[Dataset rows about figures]
═══

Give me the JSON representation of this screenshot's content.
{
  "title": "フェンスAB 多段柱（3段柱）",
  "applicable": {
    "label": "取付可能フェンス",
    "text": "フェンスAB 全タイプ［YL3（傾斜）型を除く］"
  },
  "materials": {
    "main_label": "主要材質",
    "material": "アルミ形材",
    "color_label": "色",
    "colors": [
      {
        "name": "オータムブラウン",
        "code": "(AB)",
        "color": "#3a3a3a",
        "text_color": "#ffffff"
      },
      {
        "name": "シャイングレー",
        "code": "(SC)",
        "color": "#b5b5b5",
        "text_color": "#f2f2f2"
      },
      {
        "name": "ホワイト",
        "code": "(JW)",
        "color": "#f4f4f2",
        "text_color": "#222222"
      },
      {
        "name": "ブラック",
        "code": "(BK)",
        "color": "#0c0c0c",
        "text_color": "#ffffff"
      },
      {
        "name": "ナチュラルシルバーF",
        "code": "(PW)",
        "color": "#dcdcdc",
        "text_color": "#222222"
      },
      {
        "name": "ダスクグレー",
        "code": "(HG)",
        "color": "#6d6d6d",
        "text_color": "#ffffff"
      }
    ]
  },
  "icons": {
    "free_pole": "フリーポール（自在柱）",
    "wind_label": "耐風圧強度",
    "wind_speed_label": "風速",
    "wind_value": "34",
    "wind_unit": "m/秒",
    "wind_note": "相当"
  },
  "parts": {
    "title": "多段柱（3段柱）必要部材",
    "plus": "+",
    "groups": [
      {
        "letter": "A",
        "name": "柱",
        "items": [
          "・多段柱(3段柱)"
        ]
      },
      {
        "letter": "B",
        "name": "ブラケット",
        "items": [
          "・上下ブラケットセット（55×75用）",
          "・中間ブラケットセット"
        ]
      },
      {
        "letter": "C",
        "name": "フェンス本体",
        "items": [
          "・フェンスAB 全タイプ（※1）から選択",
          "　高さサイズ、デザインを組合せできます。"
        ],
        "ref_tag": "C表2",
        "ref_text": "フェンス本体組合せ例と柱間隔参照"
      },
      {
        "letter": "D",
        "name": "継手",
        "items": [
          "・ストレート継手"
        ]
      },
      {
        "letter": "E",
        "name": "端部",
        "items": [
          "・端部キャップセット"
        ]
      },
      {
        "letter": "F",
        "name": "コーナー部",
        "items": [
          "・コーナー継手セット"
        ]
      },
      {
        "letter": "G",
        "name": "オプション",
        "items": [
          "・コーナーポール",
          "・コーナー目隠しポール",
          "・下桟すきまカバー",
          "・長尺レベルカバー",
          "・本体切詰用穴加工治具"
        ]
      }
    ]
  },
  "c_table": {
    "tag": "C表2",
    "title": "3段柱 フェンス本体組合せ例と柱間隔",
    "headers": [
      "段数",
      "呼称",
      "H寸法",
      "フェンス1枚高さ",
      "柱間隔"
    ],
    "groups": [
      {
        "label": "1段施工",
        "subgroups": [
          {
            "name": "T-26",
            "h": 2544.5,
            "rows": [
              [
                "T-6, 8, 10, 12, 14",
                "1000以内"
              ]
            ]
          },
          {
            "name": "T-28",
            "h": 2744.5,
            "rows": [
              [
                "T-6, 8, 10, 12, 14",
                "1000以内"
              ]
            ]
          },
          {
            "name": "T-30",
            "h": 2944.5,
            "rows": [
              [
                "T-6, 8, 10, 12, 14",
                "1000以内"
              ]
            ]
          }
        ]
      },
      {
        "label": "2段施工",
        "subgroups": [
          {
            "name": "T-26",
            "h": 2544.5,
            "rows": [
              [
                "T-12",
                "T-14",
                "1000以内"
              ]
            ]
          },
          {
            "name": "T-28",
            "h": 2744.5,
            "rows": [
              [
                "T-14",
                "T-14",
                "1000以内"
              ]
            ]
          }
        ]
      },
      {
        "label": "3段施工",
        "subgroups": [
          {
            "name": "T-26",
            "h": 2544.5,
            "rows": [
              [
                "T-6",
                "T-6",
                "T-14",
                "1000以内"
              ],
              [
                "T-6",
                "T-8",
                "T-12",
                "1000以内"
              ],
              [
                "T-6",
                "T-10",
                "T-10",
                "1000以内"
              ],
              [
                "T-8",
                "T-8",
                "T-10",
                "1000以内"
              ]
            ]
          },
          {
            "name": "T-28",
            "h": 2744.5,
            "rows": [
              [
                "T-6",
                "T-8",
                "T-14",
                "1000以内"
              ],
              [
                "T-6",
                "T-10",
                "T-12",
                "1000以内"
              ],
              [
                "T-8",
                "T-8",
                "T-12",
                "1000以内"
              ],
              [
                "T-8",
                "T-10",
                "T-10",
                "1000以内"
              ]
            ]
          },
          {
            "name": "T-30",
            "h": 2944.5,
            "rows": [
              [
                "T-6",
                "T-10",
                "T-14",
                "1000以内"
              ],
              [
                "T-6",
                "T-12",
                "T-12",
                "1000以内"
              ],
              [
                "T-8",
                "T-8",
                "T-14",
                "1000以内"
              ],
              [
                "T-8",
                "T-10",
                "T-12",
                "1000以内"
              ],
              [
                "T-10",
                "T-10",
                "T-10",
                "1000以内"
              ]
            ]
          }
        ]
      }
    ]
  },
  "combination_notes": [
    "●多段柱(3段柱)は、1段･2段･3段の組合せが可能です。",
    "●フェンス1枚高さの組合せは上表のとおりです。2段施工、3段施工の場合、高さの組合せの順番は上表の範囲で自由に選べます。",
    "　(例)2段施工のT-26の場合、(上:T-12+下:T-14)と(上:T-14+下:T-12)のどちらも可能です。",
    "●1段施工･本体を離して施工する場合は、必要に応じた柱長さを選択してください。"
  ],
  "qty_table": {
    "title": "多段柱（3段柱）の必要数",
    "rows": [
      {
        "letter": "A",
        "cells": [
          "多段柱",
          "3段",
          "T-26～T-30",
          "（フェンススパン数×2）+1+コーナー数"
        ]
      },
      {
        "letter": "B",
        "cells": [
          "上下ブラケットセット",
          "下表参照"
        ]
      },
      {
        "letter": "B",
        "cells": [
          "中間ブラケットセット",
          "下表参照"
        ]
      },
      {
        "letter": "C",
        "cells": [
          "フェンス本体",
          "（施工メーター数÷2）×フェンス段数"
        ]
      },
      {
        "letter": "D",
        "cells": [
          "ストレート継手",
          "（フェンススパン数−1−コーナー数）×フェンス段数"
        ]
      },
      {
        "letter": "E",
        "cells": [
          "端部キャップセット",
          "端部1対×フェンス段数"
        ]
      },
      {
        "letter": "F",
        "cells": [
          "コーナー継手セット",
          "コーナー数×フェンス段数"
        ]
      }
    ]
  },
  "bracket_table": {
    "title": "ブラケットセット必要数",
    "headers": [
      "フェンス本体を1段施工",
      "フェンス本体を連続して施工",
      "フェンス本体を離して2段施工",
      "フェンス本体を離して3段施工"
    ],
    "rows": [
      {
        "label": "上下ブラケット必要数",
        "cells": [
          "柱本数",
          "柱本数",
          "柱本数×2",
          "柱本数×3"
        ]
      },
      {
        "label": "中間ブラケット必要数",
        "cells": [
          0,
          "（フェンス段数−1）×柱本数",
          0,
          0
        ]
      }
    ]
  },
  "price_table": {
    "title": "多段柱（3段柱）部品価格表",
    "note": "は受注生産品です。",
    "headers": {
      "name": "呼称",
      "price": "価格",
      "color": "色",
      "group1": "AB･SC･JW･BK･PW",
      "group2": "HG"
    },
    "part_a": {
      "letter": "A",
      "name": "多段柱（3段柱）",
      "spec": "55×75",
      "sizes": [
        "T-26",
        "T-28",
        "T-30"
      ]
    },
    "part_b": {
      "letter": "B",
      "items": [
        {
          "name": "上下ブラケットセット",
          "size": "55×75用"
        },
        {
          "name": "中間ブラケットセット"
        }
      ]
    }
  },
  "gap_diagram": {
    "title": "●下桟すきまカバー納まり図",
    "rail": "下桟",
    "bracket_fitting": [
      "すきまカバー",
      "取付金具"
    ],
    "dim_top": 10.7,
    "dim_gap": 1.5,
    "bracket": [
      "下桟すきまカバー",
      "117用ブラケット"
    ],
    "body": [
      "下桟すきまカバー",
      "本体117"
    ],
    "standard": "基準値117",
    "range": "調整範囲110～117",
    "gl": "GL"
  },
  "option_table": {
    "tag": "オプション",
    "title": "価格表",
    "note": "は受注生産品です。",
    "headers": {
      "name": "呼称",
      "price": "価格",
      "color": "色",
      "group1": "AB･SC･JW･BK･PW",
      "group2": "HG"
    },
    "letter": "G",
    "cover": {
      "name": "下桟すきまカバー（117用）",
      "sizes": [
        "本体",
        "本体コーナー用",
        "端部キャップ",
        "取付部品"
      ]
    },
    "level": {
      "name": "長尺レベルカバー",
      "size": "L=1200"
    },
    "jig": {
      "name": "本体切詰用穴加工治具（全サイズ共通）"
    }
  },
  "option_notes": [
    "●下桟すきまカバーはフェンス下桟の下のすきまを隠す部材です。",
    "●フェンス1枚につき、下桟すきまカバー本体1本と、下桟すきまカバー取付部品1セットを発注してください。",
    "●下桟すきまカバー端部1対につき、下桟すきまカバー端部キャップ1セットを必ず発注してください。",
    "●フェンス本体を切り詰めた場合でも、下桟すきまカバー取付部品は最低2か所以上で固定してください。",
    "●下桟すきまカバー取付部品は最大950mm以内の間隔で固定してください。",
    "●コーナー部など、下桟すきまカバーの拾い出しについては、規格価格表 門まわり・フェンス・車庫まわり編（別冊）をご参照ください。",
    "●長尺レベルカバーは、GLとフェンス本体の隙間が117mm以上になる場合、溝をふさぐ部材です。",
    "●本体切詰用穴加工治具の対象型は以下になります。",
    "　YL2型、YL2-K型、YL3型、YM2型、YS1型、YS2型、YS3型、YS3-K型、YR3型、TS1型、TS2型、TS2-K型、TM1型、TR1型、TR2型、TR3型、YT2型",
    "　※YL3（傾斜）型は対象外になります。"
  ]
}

═══

Find each line in the records holding the string "中間ブラケットセット" and show it.

          "・中間ブラケットセット"
          "中間ブラケットセット",
          "name": "中間ブラケットセット"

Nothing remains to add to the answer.